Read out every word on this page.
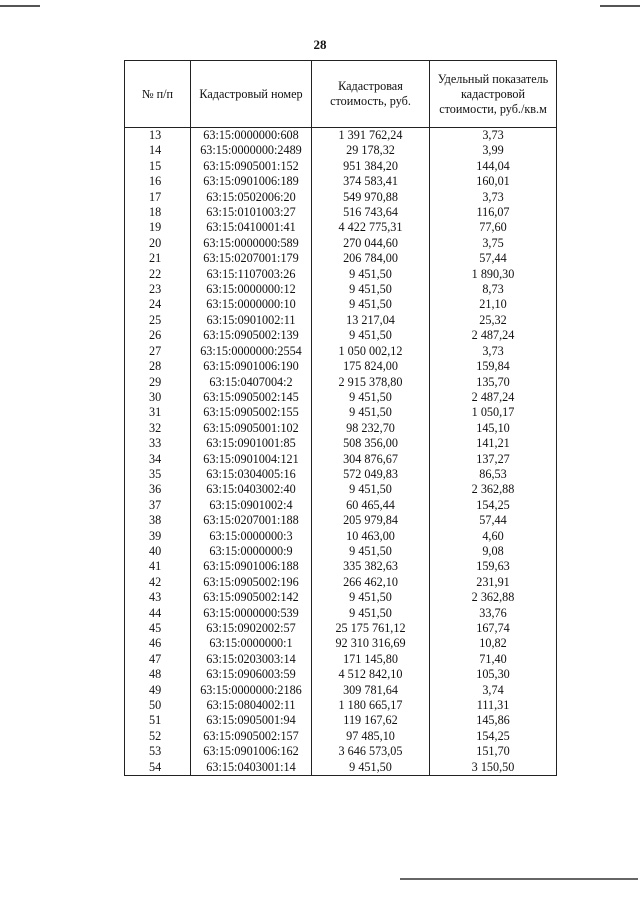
28
№ п/п	Кадастровый номер	Кадастровая стоимость, руб.	Удельный показатель кадастровой стоимости, руб./кв.м
13	63:15:0000000:608	1 391 762,24	3,73
14	63:15:0000000:2489	29 178,32	3,99
15	63:15:0905001:152	951 384,20	144,04
16	63:15:0901006:189	374 583,41	160,01
17	63:15:0502006:20	549 970,88	3,73
18	63:15:0101003:27	516 743,64	116,07
19	63:15:0410001:41	4 422 775,31	77,60
20	63:15:0000000:589	270 044,60	3,75
21	63:15:0207001:179	206 784,00	57,44
22	63:15:1107003:26	9 451,50	1 890,30
23	63:15:0000000:12	9 451,50	8,73
24	63:15:0000000:10	9 451,50	21,10
25	63:15:0901002:11	13 217,04	25,32
26	63:15:0905002:139	9 451,50	2 487,24
27	63:15:0000000:2554	1 050 002,12	3,73
28	63:15:0901006:190	175 824,00	159,84
29	63:15:0407004:2	2 915 378,80	135,70
30	63:15:0905002:145	9 451,50	2 487,24
31	63:15:0905002:155	9 451,50	1 050,17
32	63:15:0905001:102	98 232,70	145,10
33	63:15:0901001:85	508 356,00	141,21
34	63:15:0901004:121	304 876,67	137,27
35	63:15:0304005:16	572 049,83	86,53
36	63:15:0403002:40	9 451,50	2 362,88
37	63:15:0901002:4	60 465,44	154,25
38	63:15:0207001:188	205 979,84	57,44
39	63:15:0000000:3	10 463,00	4,60
40	63:15:0000000:9	9 451,50	9,08
41	63:15:0901006:188	335 382,63	159,63
42	63:15:0905002:196	266 462,10	231,91
43	63:15:0905002:142	9 451,50	2 362,88
44	63:15:0000000:539	9 451,50	33,76
45	63:15:0902002:57	25 175 761,12	167,74
46	63:15:0000000:1	92 310 316,69	10,82
47	63:15:0203003:14	171 145,80	71,40
48	63:15:0906003:59	4 512 842,10	105,30
49	63:15:0000000:2186	309 781,64	3,74
50	63:15:0804002:11	1 180 665,17	111,31
51	63:15:0905001:94	119 167,62	145,86
52	63:15:0905002:157	97 485,10	154,25
53	63:15:0901006:162	3 646 573,05	151,70
54	63:15:0403001:14	9 451,50	3 150,50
_ _ _ _ _ _ _
### TASK
Please write out all of the material above without changing a word, and omit any pictures.

### ANSWER FOR THIS EXERCISE
Read out every word on this page.
28
№ п/п	Кадастровый номер	Кадастровая стоимость, руб.	Удельный показатель кадастровой стоимости, руб./кв.м
13	63:15:0000000:608	1 391 762,24	3,73
14	63:15:0000000:2489	29 178,32	3,99
15	63:15:0905001:152	951 384,20	144,04
16	63:15:0901006:189	374 583,41	160,01
17	63:15:0502006:20	549 970,88	3,73
18	63:15:0101003:27	516 743,64	116,07
19	63:15:0410001:41	4 422 775,31	77,60
20	63:15:0000000:589	270 044,60	3,75
21	63:15:0207001:179	206 784,00	57,44
22	63:15:1107003:26	9 451,50	1 890,30
23	63:15:0000000:12	9 451,50	8,73
24	63:15:0000000:10	9 451,50	21,10
25	63:15:0901002:11	13 217,04	25,32
26	63:15:0905002:139	9 451,50	2 487,24
27	63:15:0000000:2554	1 050 002,12	3,73
28	63:15:0901006:190	175 824,00	159,84
29	63:15:0407004:2	2 915 378,80	135,70
30	63:15:0905002:145	9 451,50	2 487,24
31	63:15:0905002:155	9 451,50	1 050,17
32	63:15:0905001:102	98 232,70	145,10
33	63:15:0901001:85	508 356,00	141,21
34	63:15:0901004:121	304 876,67	137,27
35	63:15:0304005:16	572 049,83	86,53
36	63:15:0403002:40	9 451,50	2 362,88
37	63:15:0901002:4	60 465,44	154,25
38	63:15:0207001:188	205 979,84	57,44
39	63:15:0000000:3	10 463,00	4,60
40	63:15:0000000:9	9 451,50	9,08
41	63:15:0901006:188	335 382,63	159,63
42	63:15:0905002:196	266 462,10	231,91
43	63:15:0905002:142	9 451,50	2 362,88
44	63:15:0000000:539	9 451,50	33,76
45	63:15:0902002:57	25 175 761,12	167,74
46	63:15:0000000:1	92 310 316,69	10,82
47	63:15:0203003:14	171 145,80	71,40
48	63:15:0906003:59	4 512 842,10	105,30
49	63:15:0000000:2186	309 781,64	3,74
50	63:15:0804002:11	1 180 665,17	111,31
51	63:15:0905001:94	119 167,62	145,86
52	63:15:0905002:157	97 485,10	154,25
53	63:15:0901006:162	3 646 573,05	151,70
54	63:15:0403001:14	9 451,50	3 150,50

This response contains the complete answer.